* **TASK INSTRUCTIONS**
Transcribe every row below verbatim, leaving out the pictures.

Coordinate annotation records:
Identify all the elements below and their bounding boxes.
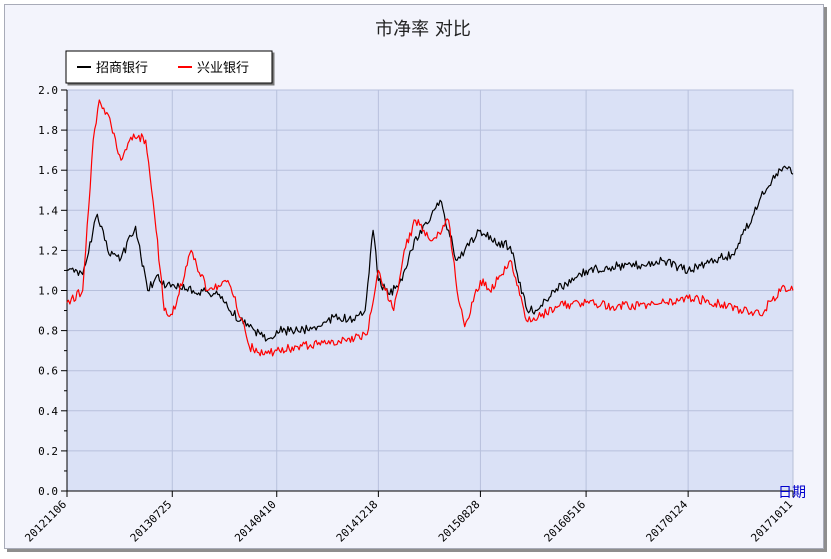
x-tick-label: 20130725 (128, 498, 175, 545)
y-tick-label: 2.0 (38, 84, 58, 97)
chart-title: 市净率 对比 (375, 19, 471, 40)
y-tick-label: 0.0 (38, 485, 58, 498)
y-tick-label: 0.8 (38, 325, 58, 338)
y-tick-label: 0.2 (38, 445, 58, 458)
y-tick-label: 1.4 (38, 204, 58, 217)
x-axis-label: 日期 (778, 485, 806, 501)
series-line-1 (66, 99, 794, 357)
y-tick-label: 1.2 (38, 244, 58, 257)
x-tick-label: 20170124 (644, 498, 691, 545)
series-line-0 (66, 165, 794, 342)
legend-label-cmb: 招商银行 (96, 61, 148, 76)
y-tick-label: 1.8 (38, 124, 58, 137)
x-tick-label: 20150828 (436, 498, 483, 545)
legend-label-cib: 兴业银行 (197, 61, 249, 76)
chart-frame: 市净率 对比 0.0 0.2 0.4 0.6 0.8 1.0 1.2 1.4 1.6 1.8 2.0… (4, 4, 824, 549)
x-tick-label: 20140410 (232, 498, 279, 545)
x-tick-label: 20160516 (542, 498, 589, 545)
x-tick-label: 20171011 (748, 498, 795, 545)
x-tick-label: 20141218 (334, 498, 381, 545)
pb-ratio-chart: 市净率 对比 0.0 0.2 0.4 0.6 0.8 1.0 1.2 1.4 1.6 1.8 2.0… (22, 19, 806, 545)
x-axis-ticks: 20121106 20130725 20140410 20141218 20150828… (22, 491, 795, 545)
series-lines (66, 99, 794, 357)
legend: 招商银行 兴业银行 (65, 50, 273, 84)
y-tick-label: 1.6 (38, 164, 58, 177)
x-tick-label: 20121106 (22, 498, 69, 545)
y-axis-ticks: 0.0 0.2 0.4 0.6 0.8 1.0 1.2 1.4 1.6 1.8 2.0 (38, 84, 67, 498)
y-tick-label: 1.0 (38, 285, 58, 298)
y-tick-label: 0.6 (38, 365, 58, 378)
y-tick-label: 0.4 (38, 405, 58, 418)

* **OUTPUT FOR THIS EXERCISE**
Identify all the elements below and their bounding boxes.
x-tick-label: 20130725 (128, 498, 175, 545)
y-tick-label: 2.0 (38, 84, 58, 97)
chart-title: 市净率 对比 (375, 19, 471, 40)
y-tick-label: 0.0 (38, 485, 58, 498)
y-tick-label: 0.8 (38, 325, 58, 338)
y-tick-label: 0.2 (38, 445, 58, 458)
y-tick-label: 1.4 (38, 204, 58, 217)
x-axis-label: 日期 (778, 485, 806, 501)
series-line-1 (66, 99, 794, 357)
y-tick-label: 1.2 (38, 244, 58, 257)
x-tick-label: 20170124 (644, 498, 691, 545)
series-line-0 (66, 165, 794, 342)
legend-label-cmb: 招商银行 (96, 61, 148, 76)
y-tick-label: 1.8 (38, 124, 58, 137)
x-tick-label: 20150828 (436, 498, 483, 545)
legend-label-cib: 兴业银行 (197, 61, 249, 76)
chart-frame: 市净率 对比 0.0 0.2 0.4 0.6 0.8 1.0 1.2 1.4 1.6 1.8 2.0… (4, 4, 824, 549)
x-tick-label: 20140410 (232, 498, 279, 545)
x-tick-label: 20160516 (542, 498, 589, 545)
x-tick-label: 20171011 (748, 498, 795, 545)
x-tick-label: 20141218 (334, 498, 381, 545)
pb-ratio-chart: 市净率 对比 0.0 0.2 0.4 0.6 0.8 1.0 1.2 1.4 1.6 1.8 2.0… (22, 19, 806, 545)
x-axis-ticks: 20121106 20130725 20140410 20141218 20150828… (22, 491, 795, 545)
series-lines (66, 99, 794, 357)
legend: 招商银行 兴业银行 (65, 50, 273, 84)
y-tick-label: 1.6 (38, 164, 58, 177)
x-tick-label: 20121106 (22, 498, 69, 545)
y-axis-ticks: 0.0 0.2 0.4 0.6 0.8 1.0 1.2 1.4 1.6 1.8 2.0 (38, 84, 67, 498)
y-tick-label: 1.0 (38, 285, 58, 298)
y-tick-label: 0.6 (38, 365, 58, 378)
y-tick-label: 0.4 (38, 405, 58, 418)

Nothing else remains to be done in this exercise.